— BEGIN DATA SUPPLIED —
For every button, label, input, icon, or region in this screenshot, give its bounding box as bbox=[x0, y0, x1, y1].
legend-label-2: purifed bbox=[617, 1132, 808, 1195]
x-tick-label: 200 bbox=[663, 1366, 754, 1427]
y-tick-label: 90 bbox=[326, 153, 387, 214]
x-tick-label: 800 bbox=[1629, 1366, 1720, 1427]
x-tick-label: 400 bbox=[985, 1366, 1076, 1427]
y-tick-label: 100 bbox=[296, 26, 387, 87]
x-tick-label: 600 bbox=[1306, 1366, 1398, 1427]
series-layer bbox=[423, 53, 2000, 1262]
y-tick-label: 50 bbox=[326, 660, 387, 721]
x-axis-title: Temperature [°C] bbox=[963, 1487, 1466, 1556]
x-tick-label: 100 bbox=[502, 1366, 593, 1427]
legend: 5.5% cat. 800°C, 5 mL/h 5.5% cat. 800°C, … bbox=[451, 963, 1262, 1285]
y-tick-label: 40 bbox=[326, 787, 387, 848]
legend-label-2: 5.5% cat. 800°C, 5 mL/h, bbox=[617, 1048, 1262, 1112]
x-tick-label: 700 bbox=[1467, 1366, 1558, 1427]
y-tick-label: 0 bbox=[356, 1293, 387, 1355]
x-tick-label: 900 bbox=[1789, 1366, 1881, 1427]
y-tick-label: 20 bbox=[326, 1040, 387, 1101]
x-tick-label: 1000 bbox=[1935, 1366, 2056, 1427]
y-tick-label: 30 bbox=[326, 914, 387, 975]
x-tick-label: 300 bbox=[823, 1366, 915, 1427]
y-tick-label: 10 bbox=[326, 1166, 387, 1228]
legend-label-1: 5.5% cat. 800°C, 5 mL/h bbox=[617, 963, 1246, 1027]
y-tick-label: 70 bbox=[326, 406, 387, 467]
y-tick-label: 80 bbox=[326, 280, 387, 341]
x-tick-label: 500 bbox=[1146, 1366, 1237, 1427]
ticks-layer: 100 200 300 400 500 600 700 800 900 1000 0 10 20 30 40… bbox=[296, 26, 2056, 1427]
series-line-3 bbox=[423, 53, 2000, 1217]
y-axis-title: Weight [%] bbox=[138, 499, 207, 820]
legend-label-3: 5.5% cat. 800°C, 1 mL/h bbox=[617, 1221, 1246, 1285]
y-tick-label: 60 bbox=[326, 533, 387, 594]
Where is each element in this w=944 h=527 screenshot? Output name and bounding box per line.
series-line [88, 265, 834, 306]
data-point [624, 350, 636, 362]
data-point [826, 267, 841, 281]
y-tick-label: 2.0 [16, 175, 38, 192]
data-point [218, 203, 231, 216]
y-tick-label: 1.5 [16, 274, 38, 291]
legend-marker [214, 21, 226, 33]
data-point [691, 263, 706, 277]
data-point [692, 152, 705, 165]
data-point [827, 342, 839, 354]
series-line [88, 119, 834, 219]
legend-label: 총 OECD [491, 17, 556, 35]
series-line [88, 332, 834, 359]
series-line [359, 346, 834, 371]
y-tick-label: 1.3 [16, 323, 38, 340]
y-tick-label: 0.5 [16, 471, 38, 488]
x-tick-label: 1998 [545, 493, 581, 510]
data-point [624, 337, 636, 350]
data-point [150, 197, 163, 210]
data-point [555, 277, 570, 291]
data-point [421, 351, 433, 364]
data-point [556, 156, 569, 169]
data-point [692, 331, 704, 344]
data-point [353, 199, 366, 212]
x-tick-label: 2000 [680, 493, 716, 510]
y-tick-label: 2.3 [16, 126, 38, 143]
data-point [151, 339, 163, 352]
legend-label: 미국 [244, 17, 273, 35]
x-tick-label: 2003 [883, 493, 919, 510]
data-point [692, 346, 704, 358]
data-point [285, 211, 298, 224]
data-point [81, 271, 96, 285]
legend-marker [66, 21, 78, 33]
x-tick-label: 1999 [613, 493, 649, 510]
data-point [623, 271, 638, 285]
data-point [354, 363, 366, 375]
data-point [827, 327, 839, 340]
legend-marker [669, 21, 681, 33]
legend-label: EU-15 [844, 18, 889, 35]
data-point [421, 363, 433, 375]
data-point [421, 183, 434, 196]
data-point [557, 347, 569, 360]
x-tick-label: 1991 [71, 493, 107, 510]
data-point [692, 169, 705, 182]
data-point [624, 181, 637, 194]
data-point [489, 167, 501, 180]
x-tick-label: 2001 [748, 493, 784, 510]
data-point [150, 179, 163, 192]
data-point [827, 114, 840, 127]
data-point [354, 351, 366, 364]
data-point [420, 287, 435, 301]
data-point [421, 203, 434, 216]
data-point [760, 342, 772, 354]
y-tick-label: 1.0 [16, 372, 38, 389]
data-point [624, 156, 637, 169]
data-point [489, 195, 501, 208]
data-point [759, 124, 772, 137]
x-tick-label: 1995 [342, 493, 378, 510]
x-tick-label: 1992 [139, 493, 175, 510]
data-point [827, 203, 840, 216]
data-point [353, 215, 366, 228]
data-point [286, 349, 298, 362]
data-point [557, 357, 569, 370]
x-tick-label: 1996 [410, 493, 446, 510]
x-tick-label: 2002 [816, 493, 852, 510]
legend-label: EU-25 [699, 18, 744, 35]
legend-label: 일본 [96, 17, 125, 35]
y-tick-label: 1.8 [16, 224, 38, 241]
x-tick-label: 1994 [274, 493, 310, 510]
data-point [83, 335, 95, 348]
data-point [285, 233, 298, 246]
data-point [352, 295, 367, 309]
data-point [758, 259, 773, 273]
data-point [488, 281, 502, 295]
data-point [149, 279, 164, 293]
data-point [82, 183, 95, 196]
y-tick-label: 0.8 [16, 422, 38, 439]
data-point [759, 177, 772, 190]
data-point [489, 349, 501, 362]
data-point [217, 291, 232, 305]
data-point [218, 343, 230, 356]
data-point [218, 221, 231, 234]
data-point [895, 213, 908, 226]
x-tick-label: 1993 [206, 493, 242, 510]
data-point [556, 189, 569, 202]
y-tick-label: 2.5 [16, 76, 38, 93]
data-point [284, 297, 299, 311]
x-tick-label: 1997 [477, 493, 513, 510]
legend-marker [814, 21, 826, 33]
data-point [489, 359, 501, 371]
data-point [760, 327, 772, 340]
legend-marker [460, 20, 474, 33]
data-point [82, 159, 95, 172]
— END DATA SUPPLIED —
PROMPT:
Reproduce the material without changes, from its first line up to and including the line with "data-point [692, 152, 705, 165]".

TASK ANSWER:
For every button, label, input, icon, or region in this screenshot, give its bounding box as bbox=[x0, y0, x1, y1].
legend-label-2: purifed bbox=[617, 1132, 808, 1195]
x-tick-label: 200 bbox=[663, 1366, 754, 1427]
y-tick-label: 90 bbox=[326, 153, 387, 214]
x-tick-label: 800 bbox=[1629, 1366, 1720, 1427]
x-tick-label: 400 bbox=[985, 1366, 1076, 1427]
y-tick-label: 100 bbox=[296, 26, 387, 87]
x-tick-label: 600 bbox=[1306, 1366, 1398, 1427]
series-layer bbox=[423, 53, 2000, 1262]
y-tick-label: 50 bbox=[326, 660, 387, 721]
x-axis-title: Temperature [°C] bbox=[963, 1487, 1466, 1556]
x-tick-label: 100 bbox=[502, 1366, 593, 1427]
legend: 5.5% cat. 800°C, 5 mL/h 5.5% cat. 800°C, … bbox=[451, 963, 1262, 1285]
y-tick-label: 40 bbox=[326, 787, 387, 848]
legend-label-2: 5.5% cat. 800°C, 5 mL/h, bbox=[617, 1048, 1262, 1112]
x-tick-label: 700 bbox=[1467, 1366, 1558, 1427]
y-tick-label: 0 bbox=[356, 1293, 387, 1355]
x-tick-label: 900 bbox=[1789, 1366, 1881, 1427]
y-tick-label: 20 bbox=[326, 1040, 387, 1101]
x-tick-label: 1000 bbox=[1935, 1366, 2056, 1427]
y-tick-label: 30 bbox=[326, 914, 387, 975]
x-tick-label: 300 bbox=[823, 1366, 915, 1427]
y-tick-label: 10 bbox=[326, 1166, 387, 1228]
legend-label-1: 5.5% cat. 800°C, 5 mL/h bbox=[617, 963, 1246, 1027]
y-tick-label: 70 bbox=[326, 406, 387, 467]
y-tick-label: 80 bbox=[326, 280, 387, 341]
x-tick-label: 500 bbox=[1146, 1366, 1237, 1427]
ticks-layer: 100 200 300 400 500 600 700 800 900 1000 0 10 20 30 40… bbox=[296, 26, 2056, 1427]
series-line-3 bbox=[423, 53, 2000, 1217]
y-axis-title: Weight [%] bbox=[138, 499, 207, 820]
legend-label-3: 5.5% cat. 800°C, 1 mL/h bbox=[617, 1221, 1246, 1285]
y-tick-label: 60 bbox=[326, 533, 387, 594]
Where is each element in this w=944 h=527 screenshot? Output name and bounding box per line.
series-line [88, 265, 834, 306]
data-point [624, 350, 636, 362]
data-point [826, 267, 841, 281]
y-tick-label: 2.0 [16, 175, 38, 192]
data-point [218, 203, 231, 216]
y-tick-label: 1.5 [16, 274, 38, 291]
legend-marker [214, 21, 226, 33]
data-point [691, 263, 706, 277]
data-point [692, 152, 705, 165]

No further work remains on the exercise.